### Problem requirements
Write out each line in which the string "plusieurs" is present.

### Available records

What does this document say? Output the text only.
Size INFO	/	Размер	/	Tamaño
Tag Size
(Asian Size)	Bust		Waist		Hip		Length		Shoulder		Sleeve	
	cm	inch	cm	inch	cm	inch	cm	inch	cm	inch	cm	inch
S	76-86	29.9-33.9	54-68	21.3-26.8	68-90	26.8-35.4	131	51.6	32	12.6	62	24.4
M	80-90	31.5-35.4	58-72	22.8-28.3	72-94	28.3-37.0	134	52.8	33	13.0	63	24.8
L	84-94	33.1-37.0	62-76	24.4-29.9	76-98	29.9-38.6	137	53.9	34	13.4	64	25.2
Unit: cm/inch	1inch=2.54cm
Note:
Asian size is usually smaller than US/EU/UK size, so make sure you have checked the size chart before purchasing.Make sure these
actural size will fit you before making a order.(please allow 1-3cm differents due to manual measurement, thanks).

...

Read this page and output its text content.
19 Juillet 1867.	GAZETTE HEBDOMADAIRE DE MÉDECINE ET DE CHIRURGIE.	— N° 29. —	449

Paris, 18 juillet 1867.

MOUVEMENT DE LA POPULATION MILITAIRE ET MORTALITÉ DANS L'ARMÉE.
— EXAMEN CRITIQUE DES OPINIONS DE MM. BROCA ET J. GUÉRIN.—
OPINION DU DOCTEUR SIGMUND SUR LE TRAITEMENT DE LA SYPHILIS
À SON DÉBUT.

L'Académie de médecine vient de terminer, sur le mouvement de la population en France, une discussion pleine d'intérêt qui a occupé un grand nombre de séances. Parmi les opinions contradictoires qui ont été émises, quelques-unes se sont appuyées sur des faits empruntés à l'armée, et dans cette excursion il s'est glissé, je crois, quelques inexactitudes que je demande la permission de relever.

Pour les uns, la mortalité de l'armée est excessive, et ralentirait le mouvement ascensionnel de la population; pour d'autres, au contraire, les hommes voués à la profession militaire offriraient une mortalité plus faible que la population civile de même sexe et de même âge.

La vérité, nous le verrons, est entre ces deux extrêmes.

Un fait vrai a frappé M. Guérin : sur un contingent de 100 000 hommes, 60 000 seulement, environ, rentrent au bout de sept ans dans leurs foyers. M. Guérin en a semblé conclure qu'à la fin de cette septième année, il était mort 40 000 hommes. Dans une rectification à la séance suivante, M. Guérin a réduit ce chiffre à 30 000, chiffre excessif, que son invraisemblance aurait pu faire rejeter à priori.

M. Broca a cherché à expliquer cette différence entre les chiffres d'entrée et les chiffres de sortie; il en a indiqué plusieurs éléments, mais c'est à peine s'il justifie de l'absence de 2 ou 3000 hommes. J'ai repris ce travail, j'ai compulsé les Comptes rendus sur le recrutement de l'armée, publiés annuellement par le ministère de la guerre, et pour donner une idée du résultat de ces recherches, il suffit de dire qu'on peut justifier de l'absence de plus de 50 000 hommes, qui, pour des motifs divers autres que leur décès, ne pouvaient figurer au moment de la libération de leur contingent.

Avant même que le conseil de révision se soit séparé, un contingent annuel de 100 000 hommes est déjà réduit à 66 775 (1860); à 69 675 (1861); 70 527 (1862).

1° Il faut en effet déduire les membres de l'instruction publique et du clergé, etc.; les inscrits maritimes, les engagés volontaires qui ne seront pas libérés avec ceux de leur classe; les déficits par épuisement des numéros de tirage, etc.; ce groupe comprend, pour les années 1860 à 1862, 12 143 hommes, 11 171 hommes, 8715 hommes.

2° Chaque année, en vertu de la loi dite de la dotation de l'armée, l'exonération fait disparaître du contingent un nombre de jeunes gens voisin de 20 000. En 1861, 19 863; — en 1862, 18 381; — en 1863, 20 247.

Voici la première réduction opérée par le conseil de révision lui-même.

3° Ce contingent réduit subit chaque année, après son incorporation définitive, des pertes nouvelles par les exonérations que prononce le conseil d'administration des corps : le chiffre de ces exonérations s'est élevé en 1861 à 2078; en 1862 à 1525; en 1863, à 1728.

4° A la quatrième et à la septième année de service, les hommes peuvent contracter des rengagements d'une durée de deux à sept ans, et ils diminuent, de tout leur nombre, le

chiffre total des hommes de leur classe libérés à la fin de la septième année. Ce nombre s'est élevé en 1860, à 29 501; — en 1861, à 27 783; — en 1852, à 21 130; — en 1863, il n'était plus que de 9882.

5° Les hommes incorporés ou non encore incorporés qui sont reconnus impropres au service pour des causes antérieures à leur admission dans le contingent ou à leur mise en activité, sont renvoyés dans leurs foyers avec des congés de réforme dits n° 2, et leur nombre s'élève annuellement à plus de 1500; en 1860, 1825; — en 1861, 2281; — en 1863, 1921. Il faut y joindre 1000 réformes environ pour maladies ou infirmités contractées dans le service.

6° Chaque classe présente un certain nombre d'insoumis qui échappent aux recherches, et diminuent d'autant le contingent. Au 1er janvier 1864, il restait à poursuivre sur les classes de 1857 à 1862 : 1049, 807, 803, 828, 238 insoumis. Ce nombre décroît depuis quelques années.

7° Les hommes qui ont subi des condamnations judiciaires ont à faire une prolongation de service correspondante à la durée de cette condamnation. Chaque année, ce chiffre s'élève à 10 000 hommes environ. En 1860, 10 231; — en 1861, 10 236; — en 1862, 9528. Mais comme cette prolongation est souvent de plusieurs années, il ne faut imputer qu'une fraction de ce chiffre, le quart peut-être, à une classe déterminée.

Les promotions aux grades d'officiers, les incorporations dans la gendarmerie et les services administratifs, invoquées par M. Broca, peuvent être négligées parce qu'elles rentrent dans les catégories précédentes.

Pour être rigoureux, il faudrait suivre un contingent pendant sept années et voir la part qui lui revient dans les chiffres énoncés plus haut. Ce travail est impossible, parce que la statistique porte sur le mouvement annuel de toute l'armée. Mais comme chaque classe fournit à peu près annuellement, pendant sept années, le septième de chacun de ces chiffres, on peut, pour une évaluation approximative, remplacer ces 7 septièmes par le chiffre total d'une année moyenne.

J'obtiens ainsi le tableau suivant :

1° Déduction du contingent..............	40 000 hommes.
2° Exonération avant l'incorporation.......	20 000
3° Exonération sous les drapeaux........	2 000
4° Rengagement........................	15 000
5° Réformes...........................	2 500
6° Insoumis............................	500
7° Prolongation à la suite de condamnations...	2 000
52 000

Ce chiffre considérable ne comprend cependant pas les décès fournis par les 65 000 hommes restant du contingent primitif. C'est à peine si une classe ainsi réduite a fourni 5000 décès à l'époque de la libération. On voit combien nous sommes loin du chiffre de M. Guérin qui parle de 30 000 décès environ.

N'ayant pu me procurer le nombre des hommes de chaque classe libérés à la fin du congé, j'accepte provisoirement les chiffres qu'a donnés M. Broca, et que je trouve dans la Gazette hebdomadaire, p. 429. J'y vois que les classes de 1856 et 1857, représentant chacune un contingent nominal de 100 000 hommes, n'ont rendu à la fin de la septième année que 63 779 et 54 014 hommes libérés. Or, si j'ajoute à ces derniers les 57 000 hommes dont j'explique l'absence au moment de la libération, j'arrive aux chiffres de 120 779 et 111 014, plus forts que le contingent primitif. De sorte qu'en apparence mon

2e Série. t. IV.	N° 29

### Task answer
M. Broca a cherché à expliquer cette différence entre les chiffres d'entrée et les chiffres de sortie; il en a indiqué plusieurs éléments, mais c'est à peine s'il justifie de l'absence de 2 ou 3000 hommes. J'ai repris ce travail, j'ai compulsé les Comptes rendus sur le recrutement de l'armée, publiés annuellement par le ministère de la guerre, et pour donner une idée du résultat de ces recherches, il suffit de dire qu'on peut justifier de l'absence de plus de 50 000 hommes, qui, pour des motifs divers autres que leur décès, ne pouvaient figurer au moment de la libération de leur contingent.
7° Les hommes qui ont subi des condamnations judiciaires ont à faire une prolongation de service correspondante à la durée de cette condamnation. Chaque année, ce chiffre s'élève à 10 000 hommes environ. En 1860, 10 231; — en 1861, 10 236; — en 1862, 9528. Mais comme cette prolongation est souvent de plusieurs années, il ne faut imputer qu'une fraction de ce chiffre, le quart peut-être, à une classe déterminée.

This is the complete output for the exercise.